* _Entries supplied_:
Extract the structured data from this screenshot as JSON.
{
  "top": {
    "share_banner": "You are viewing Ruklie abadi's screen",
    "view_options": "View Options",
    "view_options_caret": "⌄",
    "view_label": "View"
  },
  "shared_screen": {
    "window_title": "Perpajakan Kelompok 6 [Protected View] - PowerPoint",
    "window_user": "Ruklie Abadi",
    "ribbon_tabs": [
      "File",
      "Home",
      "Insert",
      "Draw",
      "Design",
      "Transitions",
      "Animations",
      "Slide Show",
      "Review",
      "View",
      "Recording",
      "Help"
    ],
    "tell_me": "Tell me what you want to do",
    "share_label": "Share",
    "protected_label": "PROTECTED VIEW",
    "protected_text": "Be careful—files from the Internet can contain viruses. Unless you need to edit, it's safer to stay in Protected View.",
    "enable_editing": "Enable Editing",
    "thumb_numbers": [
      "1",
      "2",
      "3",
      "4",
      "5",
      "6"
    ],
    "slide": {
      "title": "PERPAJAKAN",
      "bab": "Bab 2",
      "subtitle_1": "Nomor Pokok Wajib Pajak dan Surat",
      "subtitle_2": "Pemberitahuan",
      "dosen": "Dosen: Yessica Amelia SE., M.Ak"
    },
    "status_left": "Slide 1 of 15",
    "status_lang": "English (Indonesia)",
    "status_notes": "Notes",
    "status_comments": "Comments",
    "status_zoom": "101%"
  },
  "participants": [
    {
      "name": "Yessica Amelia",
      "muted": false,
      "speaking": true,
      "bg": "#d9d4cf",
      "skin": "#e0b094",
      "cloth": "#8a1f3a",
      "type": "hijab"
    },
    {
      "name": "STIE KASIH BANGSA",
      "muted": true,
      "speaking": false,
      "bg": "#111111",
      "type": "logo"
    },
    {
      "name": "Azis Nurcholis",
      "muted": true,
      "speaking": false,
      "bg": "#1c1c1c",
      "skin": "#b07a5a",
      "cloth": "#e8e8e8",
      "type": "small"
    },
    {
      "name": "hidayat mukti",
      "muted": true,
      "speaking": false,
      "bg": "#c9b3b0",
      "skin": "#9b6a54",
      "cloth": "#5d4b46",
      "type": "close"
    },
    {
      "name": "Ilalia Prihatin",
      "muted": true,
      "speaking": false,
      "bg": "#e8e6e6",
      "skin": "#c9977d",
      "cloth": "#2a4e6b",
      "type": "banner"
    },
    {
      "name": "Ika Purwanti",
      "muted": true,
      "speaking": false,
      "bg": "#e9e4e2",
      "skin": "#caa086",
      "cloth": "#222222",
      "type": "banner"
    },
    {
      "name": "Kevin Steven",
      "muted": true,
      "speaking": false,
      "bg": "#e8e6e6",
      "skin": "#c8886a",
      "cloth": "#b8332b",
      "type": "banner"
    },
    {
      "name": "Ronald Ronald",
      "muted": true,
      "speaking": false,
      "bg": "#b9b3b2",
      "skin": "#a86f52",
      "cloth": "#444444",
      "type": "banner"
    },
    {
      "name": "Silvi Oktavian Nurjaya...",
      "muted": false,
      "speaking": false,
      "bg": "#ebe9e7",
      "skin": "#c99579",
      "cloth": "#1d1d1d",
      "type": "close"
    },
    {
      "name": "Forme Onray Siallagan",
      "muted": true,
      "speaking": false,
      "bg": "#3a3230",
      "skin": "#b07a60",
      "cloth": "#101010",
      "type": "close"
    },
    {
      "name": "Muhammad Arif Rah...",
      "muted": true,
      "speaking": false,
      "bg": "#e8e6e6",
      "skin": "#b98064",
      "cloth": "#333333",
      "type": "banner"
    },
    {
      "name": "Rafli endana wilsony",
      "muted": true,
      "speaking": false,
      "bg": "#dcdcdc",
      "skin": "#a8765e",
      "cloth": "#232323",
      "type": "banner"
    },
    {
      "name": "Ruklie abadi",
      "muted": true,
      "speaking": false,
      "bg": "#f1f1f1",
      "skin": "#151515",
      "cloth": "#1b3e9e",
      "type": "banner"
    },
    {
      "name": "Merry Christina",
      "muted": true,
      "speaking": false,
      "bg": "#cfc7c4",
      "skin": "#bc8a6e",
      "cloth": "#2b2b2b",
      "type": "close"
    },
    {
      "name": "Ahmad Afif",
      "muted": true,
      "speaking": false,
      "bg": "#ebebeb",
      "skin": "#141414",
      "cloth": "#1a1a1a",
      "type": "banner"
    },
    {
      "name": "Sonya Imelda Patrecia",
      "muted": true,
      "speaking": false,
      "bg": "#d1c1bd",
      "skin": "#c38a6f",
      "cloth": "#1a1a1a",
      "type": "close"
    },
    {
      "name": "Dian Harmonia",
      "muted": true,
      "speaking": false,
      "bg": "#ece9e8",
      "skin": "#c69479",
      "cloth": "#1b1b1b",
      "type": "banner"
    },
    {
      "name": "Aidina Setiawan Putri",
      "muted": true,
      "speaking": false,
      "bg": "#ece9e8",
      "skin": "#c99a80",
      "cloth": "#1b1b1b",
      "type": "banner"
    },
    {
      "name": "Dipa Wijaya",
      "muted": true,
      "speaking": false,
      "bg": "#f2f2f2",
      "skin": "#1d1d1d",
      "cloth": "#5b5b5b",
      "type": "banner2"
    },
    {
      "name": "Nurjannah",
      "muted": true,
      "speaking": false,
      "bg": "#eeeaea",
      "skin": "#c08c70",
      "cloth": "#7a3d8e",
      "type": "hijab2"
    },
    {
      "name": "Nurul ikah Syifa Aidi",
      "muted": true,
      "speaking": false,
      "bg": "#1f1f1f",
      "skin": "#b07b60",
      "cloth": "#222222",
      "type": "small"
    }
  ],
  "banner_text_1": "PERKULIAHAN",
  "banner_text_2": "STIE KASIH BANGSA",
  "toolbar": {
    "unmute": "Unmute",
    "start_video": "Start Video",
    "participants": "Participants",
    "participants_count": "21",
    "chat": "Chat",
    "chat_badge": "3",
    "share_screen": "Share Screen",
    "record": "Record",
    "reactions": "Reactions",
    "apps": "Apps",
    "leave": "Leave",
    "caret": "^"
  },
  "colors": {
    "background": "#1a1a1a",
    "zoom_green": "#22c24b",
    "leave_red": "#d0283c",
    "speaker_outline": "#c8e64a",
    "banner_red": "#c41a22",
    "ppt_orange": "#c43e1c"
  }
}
==
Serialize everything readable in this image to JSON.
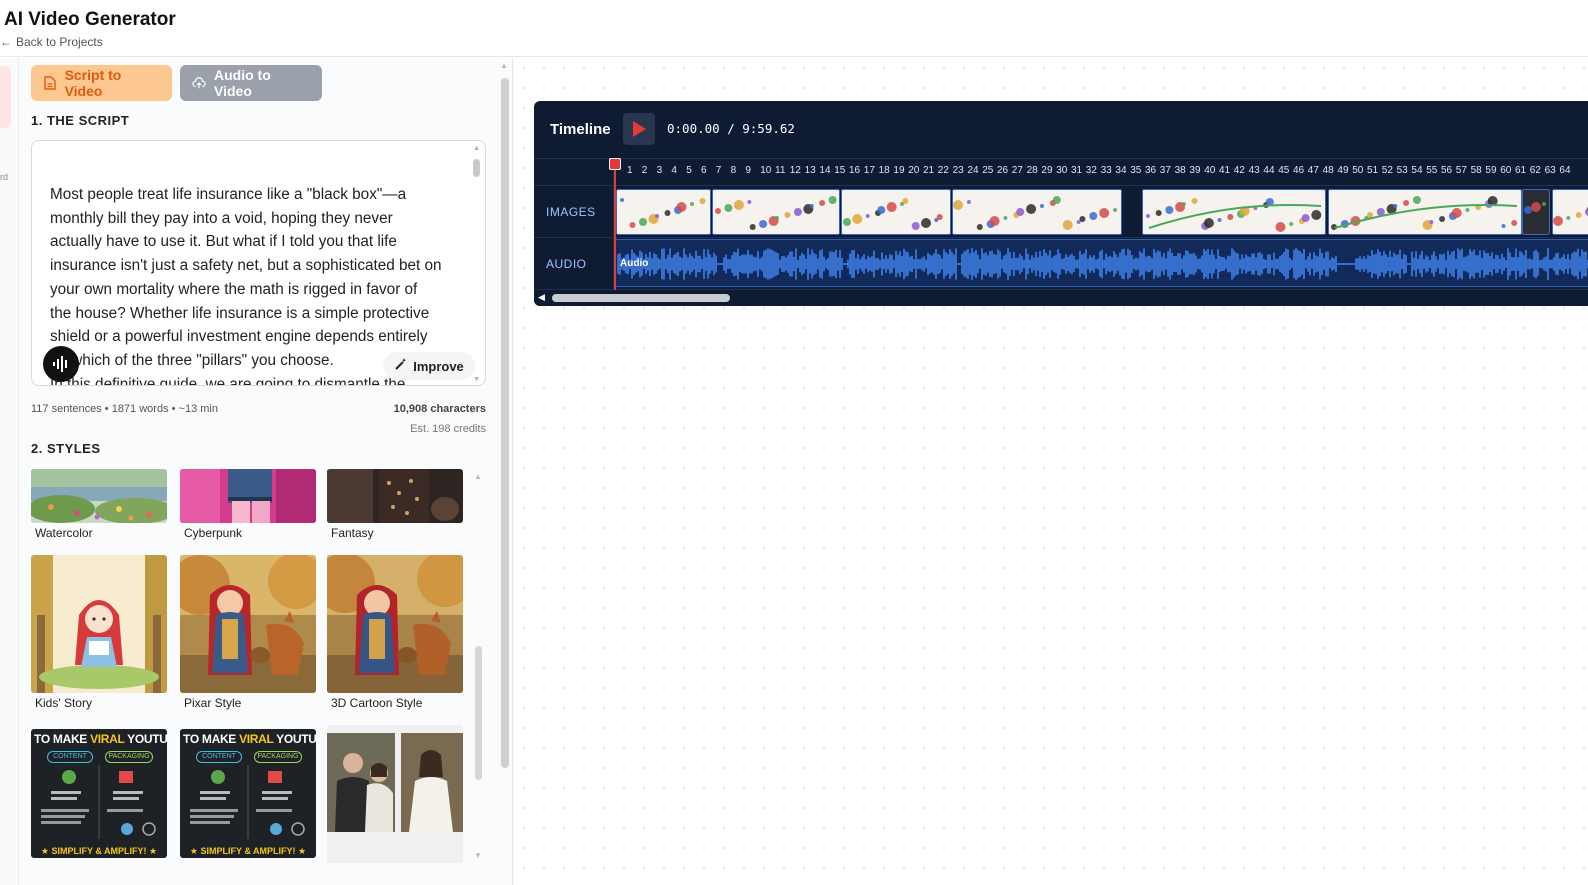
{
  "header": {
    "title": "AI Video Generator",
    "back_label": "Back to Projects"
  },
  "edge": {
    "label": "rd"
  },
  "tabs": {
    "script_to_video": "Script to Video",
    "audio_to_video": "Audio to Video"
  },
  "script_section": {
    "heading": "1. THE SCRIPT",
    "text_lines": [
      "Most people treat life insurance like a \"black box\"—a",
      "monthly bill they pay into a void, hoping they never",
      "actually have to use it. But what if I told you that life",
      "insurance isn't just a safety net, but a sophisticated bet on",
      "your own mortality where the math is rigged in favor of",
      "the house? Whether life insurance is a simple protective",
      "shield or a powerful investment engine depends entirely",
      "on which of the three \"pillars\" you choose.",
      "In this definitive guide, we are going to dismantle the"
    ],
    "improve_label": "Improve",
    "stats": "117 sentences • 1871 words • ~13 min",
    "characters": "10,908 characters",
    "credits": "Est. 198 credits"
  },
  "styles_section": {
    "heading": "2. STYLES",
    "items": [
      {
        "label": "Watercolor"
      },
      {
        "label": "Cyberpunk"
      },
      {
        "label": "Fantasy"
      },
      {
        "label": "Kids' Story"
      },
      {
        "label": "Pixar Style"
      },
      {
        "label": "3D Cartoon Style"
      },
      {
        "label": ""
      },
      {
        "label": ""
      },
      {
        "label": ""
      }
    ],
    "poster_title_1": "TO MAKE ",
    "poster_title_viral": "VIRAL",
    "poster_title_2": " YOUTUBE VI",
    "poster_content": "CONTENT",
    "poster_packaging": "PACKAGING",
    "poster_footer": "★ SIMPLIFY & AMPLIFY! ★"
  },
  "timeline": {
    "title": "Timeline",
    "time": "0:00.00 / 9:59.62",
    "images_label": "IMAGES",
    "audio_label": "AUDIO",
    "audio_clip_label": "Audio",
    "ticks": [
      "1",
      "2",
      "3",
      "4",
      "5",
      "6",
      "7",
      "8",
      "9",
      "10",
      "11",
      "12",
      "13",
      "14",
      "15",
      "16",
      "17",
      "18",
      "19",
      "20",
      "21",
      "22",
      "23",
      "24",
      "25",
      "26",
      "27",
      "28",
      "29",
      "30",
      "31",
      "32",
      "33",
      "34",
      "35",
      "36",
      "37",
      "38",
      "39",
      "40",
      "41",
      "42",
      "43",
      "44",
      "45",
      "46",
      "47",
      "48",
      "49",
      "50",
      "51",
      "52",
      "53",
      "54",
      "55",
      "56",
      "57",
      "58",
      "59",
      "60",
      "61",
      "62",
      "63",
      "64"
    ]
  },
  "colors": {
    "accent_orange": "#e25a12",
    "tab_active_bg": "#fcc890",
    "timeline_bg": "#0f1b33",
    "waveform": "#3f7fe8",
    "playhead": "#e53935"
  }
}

* _Instructions to follow_: Find the word "insurance" in the listing and copy each line that contains it.

* _Exercise answer_:
      "Most people treat life insurance like a \"black box\"—a",
      "insurance isn't just a safety net, but a sophisticated bet on",
      "the house? Whether life insurance is a simple protective",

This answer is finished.